Records:
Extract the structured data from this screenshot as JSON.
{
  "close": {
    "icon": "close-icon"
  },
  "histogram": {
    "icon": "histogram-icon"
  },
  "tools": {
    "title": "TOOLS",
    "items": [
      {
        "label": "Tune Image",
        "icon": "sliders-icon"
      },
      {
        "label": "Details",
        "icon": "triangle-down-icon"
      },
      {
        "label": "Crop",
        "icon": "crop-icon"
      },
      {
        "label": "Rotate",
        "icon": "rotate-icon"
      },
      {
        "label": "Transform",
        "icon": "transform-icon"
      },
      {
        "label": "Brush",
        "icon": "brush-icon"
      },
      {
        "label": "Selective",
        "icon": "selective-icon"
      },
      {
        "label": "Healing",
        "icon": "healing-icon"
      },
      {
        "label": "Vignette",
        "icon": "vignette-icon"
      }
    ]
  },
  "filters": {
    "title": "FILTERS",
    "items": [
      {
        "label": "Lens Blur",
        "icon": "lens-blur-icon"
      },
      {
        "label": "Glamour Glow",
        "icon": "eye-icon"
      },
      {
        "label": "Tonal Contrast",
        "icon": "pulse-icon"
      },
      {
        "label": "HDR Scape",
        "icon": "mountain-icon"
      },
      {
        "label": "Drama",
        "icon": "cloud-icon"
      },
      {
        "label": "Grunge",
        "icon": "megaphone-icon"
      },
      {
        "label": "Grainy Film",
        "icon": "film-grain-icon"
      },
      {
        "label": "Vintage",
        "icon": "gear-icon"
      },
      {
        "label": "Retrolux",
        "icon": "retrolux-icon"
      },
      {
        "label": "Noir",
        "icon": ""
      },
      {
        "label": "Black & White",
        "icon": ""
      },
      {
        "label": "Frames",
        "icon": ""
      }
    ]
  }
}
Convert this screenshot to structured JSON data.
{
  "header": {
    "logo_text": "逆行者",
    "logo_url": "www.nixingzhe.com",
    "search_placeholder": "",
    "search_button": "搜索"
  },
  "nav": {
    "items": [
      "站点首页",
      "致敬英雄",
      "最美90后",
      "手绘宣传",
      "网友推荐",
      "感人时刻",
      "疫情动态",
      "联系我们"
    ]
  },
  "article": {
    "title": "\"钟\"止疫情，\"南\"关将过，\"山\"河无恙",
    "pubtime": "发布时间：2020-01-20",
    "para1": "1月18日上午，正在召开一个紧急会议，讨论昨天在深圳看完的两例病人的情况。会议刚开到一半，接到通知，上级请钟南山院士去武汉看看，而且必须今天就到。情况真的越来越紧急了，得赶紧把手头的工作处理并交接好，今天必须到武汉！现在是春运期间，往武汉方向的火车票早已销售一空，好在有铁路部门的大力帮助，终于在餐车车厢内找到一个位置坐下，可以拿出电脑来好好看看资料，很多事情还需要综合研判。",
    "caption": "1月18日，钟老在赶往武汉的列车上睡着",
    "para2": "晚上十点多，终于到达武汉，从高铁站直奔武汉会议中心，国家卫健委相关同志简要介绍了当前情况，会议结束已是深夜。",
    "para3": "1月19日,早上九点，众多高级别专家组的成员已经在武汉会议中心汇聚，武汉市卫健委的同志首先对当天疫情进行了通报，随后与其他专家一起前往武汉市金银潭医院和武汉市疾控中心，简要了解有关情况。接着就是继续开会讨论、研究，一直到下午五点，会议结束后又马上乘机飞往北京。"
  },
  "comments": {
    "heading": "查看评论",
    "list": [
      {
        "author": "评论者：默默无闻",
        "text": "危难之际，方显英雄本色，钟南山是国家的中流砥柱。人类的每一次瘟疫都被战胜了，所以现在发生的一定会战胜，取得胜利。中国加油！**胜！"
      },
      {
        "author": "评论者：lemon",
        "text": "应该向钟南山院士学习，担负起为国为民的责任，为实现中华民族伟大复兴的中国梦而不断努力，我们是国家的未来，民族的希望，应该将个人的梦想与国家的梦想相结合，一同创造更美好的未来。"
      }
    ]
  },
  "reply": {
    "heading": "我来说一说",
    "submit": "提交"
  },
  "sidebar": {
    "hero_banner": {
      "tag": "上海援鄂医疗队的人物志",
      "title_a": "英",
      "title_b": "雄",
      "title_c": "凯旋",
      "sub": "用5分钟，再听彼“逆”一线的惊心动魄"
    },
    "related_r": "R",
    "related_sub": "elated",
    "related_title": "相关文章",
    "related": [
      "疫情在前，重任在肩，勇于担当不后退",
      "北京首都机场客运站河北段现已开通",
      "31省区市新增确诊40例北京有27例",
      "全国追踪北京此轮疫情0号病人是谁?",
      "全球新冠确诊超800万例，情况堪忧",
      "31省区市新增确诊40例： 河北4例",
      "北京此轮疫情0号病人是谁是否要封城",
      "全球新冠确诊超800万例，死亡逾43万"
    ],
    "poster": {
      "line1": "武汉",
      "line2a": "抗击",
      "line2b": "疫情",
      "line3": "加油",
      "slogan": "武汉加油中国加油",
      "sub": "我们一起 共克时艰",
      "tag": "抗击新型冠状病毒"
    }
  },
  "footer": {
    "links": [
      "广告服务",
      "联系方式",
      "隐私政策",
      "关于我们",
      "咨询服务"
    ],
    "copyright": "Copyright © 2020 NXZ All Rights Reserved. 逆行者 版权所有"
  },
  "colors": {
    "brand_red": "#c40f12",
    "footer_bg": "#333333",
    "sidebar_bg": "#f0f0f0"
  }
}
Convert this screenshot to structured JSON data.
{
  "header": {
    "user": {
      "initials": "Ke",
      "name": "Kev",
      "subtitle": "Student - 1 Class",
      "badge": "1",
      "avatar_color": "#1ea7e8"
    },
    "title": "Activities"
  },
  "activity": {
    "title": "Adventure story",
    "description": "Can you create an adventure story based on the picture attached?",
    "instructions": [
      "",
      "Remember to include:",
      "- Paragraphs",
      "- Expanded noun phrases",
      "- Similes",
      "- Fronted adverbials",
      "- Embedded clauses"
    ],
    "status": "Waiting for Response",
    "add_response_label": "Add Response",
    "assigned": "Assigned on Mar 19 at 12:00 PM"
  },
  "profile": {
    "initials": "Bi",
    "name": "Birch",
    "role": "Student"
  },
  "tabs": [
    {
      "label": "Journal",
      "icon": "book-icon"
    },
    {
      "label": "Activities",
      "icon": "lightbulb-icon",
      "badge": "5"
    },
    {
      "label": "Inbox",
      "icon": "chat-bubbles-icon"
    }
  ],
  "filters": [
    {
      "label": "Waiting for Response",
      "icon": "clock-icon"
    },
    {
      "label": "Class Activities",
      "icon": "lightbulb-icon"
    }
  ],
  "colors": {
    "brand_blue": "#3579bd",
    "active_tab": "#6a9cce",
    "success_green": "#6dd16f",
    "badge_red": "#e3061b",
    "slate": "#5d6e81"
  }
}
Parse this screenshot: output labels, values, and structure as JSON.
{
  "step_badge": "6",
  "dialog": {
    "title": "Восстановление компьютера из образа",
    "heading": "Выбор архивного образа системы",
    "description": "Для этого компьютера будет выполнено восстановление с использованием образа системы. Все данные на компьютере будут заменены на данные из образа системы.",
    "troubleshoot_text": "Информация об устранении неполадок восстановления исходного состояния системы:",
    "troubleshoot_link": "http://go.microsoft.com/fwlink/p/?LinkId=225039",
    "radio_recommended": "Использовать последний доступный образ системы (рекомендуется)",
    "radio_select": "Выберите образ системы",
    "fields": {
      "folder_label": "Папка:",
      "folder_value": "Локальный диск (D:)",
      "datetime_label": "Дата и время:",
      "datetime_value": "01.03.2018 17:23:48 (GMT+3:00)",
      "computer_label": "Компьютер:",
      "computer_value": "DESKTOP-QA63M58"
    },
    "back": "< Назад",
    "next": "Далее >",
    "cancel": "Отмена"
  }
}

Goal: State how many lines of the listing hold the string "Waiting"; reply with the number and nothing else.

Exercise solution: 2